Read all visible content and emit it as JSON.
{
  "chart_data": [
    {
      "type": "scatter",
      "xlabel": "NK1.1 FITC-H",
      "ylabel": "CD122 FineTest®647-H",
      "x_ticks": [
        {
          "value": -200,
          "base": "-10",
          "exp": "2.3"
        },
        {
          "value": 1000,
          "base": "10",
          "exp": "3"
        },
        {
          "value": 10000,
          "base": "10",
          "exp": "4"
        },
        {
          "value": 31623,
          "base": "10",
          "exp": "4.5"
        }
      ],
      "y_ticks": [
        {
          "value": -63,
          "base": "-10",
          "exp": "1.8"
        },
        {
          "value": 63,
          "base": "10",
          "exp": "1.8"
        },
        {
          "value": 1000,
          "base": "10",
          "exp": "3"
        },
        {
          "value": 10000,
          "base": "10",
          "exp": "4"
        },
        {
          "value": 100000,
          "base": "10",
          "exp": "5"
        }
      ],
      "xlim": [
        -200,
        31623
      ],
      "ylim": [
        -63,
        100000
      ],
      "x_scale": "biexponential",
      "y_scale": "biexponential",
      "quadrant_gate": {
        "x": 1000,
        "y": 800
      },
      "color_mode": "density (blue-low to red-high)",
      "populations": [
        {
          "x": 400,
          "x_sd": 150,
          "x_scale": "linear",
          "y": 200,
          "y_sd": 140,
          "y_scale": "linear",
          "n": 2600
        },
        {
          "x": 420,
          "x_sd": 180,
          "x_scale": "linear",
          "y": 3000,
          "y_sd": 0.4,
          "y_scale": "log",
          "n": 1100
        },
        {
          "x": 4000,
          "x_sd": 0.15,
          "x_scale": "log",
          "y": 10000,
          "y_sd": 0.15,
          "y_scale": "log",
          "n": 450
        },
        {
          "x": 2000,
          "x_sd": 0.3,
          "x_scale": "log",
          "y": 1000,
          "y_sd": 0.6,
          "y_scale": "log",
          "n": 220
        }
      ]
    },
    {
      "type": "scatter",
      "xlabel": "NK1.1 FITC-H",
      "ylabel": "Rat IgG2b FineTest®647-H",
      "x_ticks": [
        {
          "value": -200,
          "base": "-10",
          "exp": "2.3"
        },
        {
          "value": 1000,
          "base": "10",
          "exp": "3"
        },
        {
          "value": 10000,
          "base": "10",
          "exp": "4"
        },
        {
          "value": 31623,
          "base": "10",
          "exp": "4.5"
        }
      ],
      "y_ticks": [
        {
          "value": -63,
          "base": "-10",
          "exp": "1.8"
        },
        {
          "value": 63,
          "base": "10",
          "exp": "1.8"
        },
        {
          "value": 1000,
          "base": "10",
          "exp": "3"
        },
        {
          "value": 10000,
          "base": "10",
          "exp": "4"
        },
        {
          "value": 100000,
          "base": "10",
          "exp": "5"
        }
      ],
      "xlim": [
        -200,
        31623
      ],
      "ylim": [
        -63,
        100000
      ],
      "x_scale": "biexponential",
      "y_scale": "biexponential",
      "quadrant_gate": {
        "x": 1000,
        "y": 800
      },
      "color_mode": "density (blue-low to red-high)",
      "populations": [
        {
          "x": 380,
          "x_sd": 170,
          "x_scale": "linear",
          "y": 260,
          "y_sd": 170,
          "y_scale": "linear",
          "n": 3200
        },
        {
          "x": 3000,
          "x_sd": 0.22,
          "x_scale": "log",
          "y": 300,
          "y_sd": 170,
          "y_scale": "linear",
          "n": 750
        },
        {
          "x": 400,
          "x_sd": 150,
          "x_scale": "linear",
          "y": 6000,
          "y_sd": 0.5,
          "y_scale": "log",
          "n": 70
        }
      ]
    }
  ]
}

—————

**What you are asked to do**: Count every line in the preceding entries where the string "ylabel" appears, then state only the total.

**Response for this exercise**: 2